### DIRECTIONS FOR THIS TASK
Every line below that includes "document" counts toward the total. Report that total alone.

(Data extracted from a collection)
>> Begin

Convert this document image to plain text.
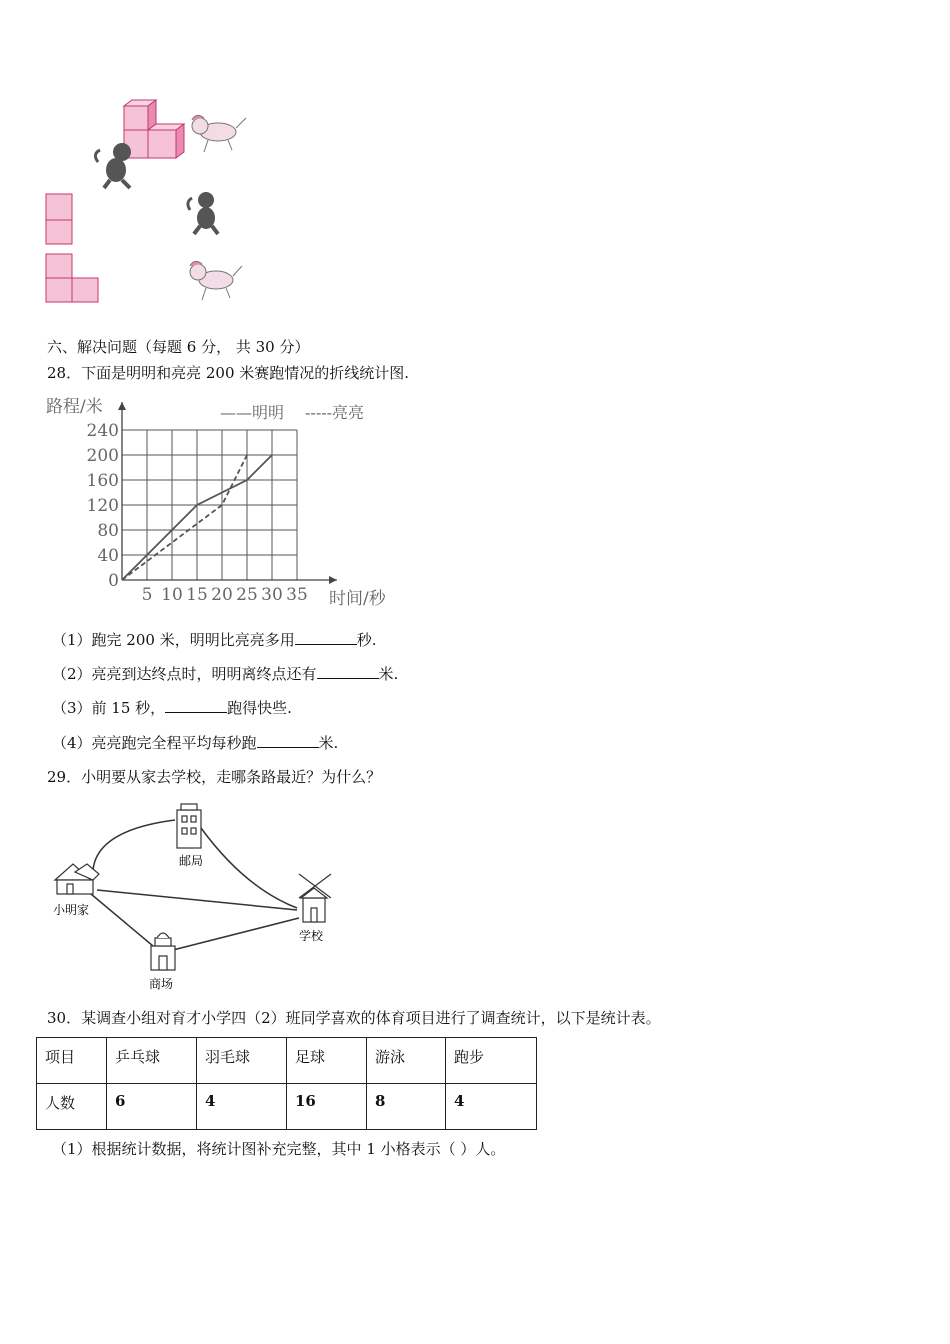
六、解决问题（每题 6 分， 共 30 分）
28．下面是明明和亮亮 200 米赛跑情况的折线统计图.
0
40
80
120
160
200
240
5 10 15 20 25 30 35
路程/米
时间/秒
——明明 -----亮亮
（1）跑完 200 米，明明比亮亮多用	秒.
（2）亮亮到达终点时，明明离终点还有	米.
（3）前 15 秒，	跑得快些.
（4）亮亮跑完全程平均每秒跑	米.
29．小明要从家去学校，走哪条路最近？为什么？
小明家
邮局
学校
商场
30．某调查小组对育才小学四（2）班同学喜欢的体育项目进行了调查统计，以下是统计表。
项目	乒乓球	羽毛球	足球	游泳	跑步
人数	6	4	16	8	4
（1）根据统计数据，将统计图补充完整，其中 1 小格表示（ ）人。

>> End
>> Begin

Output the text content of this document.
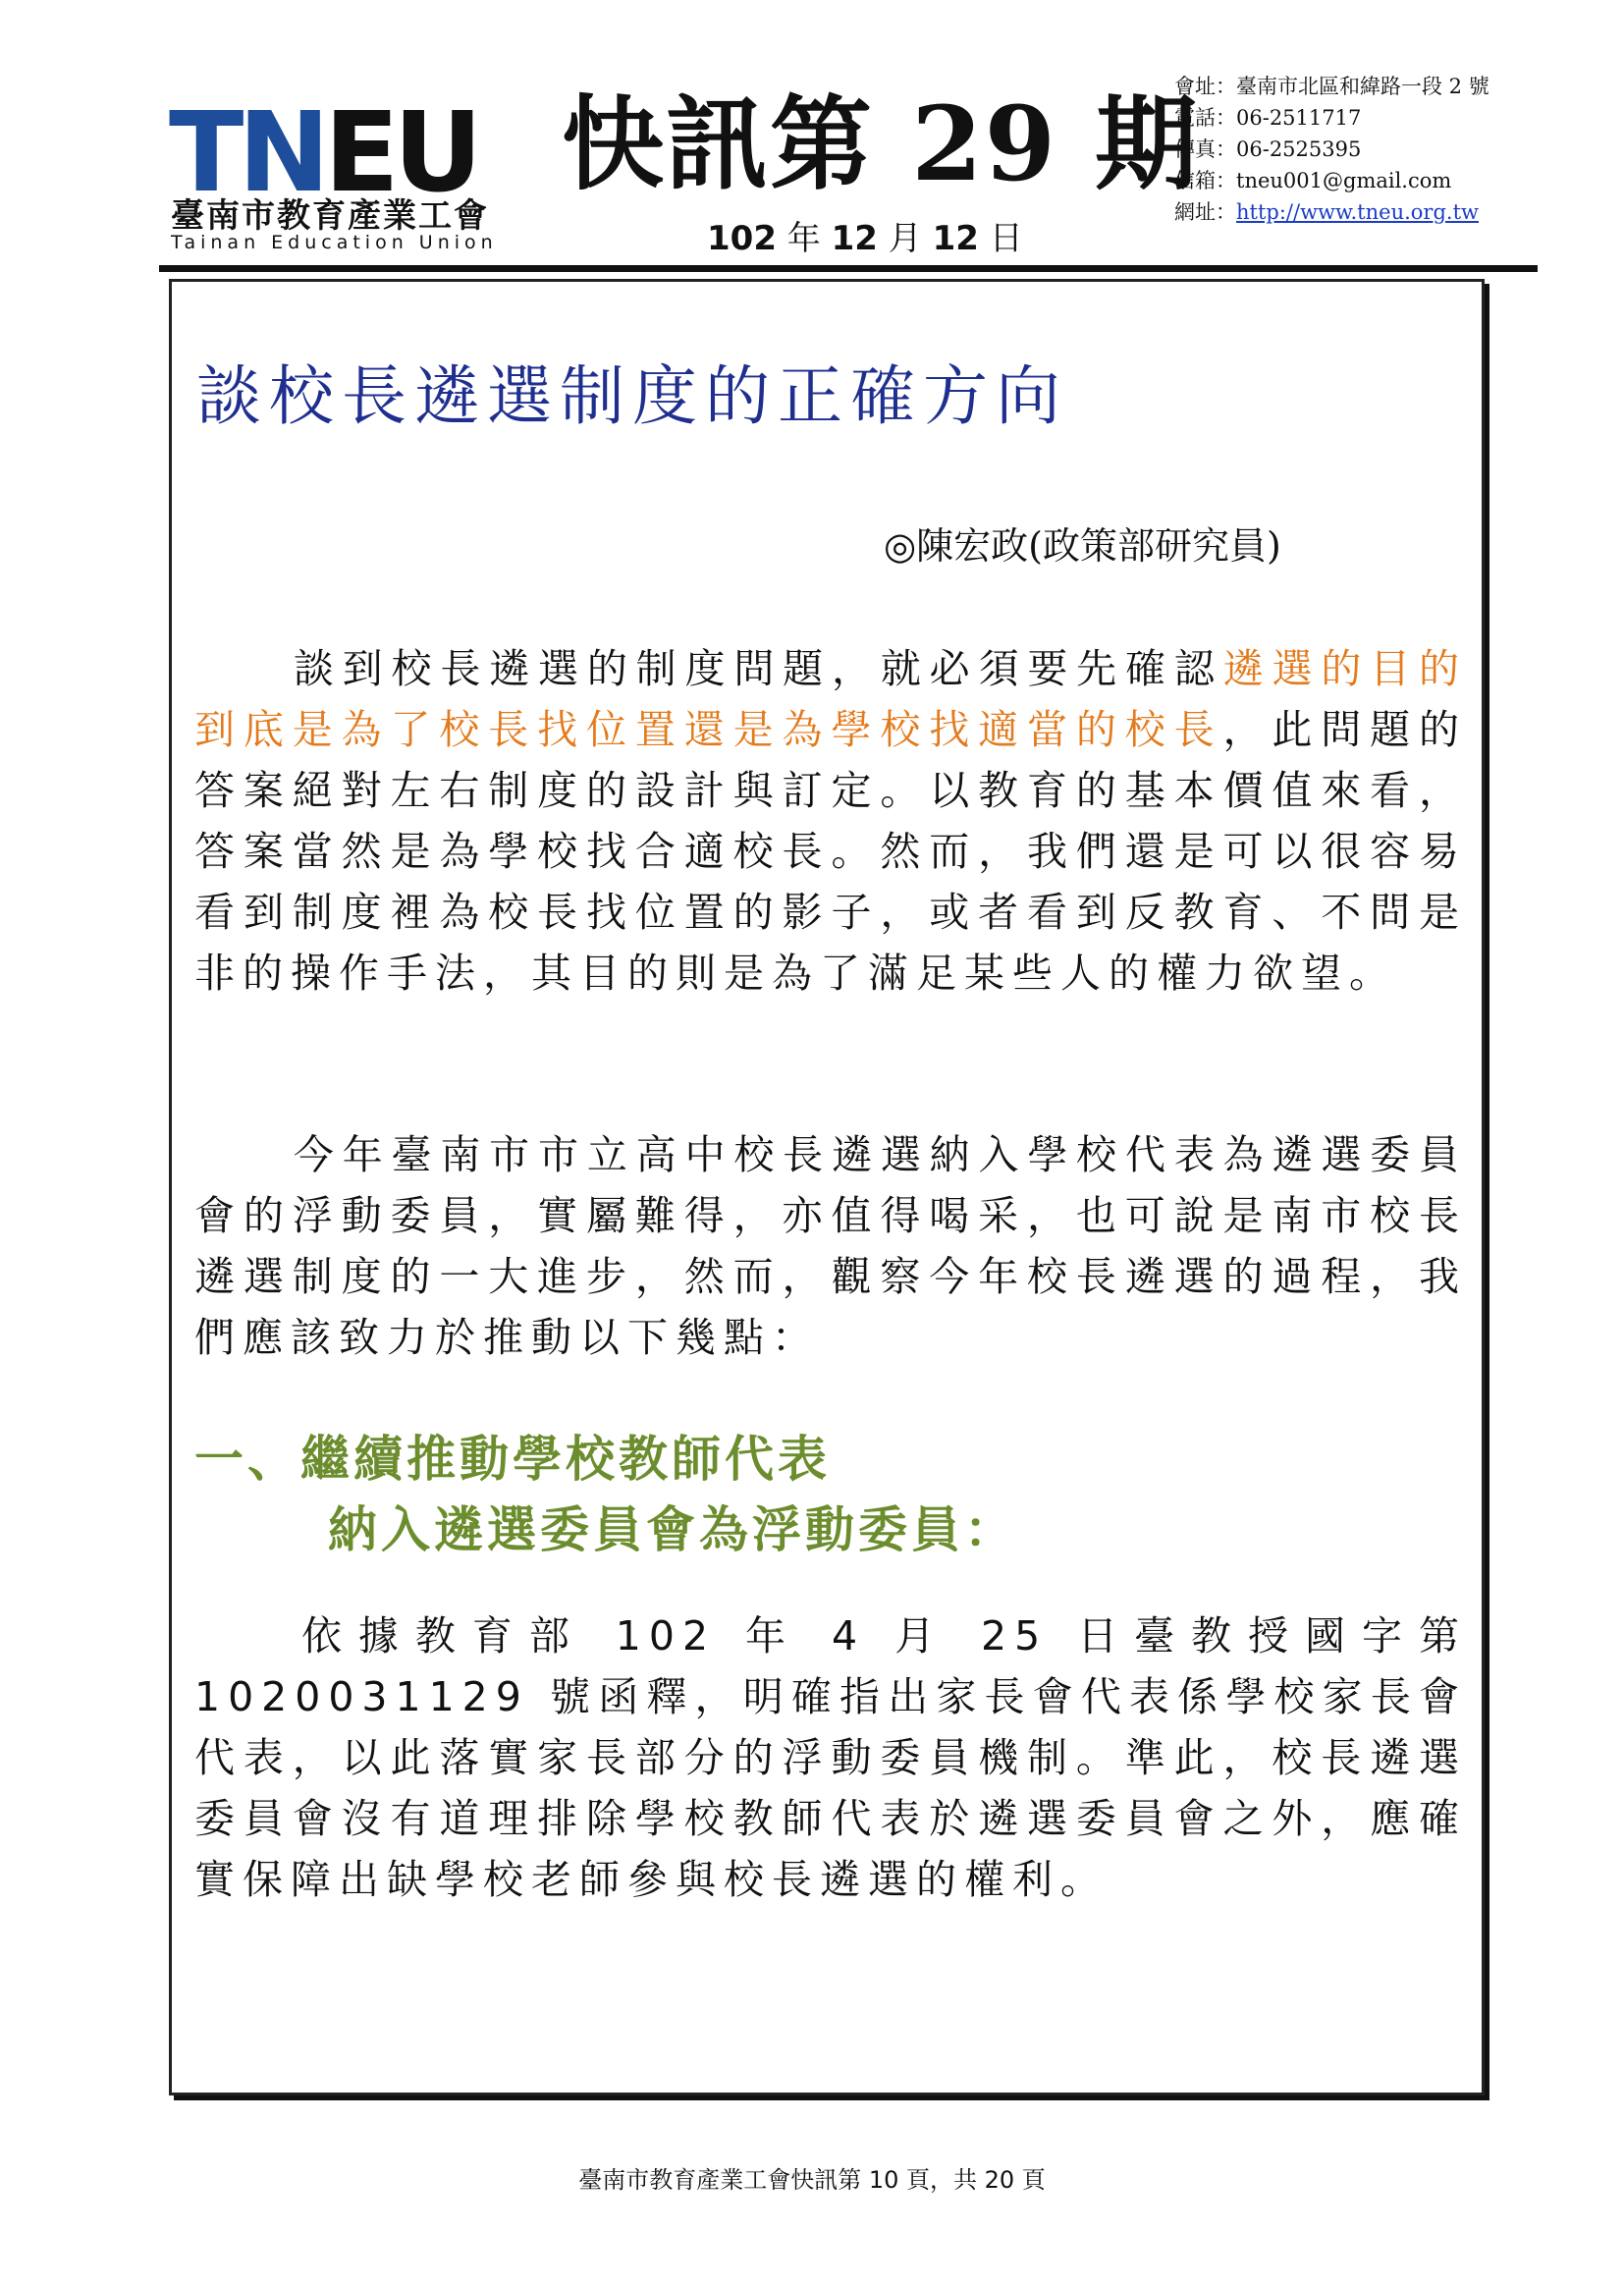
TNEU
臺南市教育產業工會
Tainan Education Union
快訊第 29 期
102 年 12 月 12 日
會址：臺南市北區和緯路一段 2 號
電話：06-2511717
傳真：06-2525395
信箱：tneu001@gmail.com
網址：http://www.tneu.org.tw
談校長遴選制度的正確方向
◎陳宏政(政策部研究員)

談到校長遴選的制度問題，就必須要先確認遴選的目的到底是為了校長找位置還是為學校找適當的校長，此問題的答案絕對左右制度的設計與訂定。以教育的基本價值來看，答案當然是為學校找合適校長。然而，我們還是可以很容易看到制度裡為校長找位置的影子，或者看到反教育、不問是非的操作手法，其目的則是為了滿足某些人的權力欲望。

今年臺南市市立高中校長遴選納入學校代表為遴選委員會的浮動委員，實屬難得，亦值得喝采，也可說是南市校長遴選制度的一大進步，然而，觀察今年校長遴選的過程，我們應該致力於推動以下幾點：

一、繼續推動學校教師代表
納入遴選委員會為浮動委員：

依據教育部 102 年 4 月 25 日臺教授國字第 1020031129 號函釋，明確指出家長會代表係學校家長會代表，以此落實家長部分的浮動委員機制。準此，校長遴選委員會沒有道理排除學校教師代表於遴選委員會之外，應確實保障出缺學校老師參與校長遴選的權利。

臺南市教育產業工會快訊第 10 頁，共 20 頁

>> End

### SOLUTION FOR THIS PROBLEM
2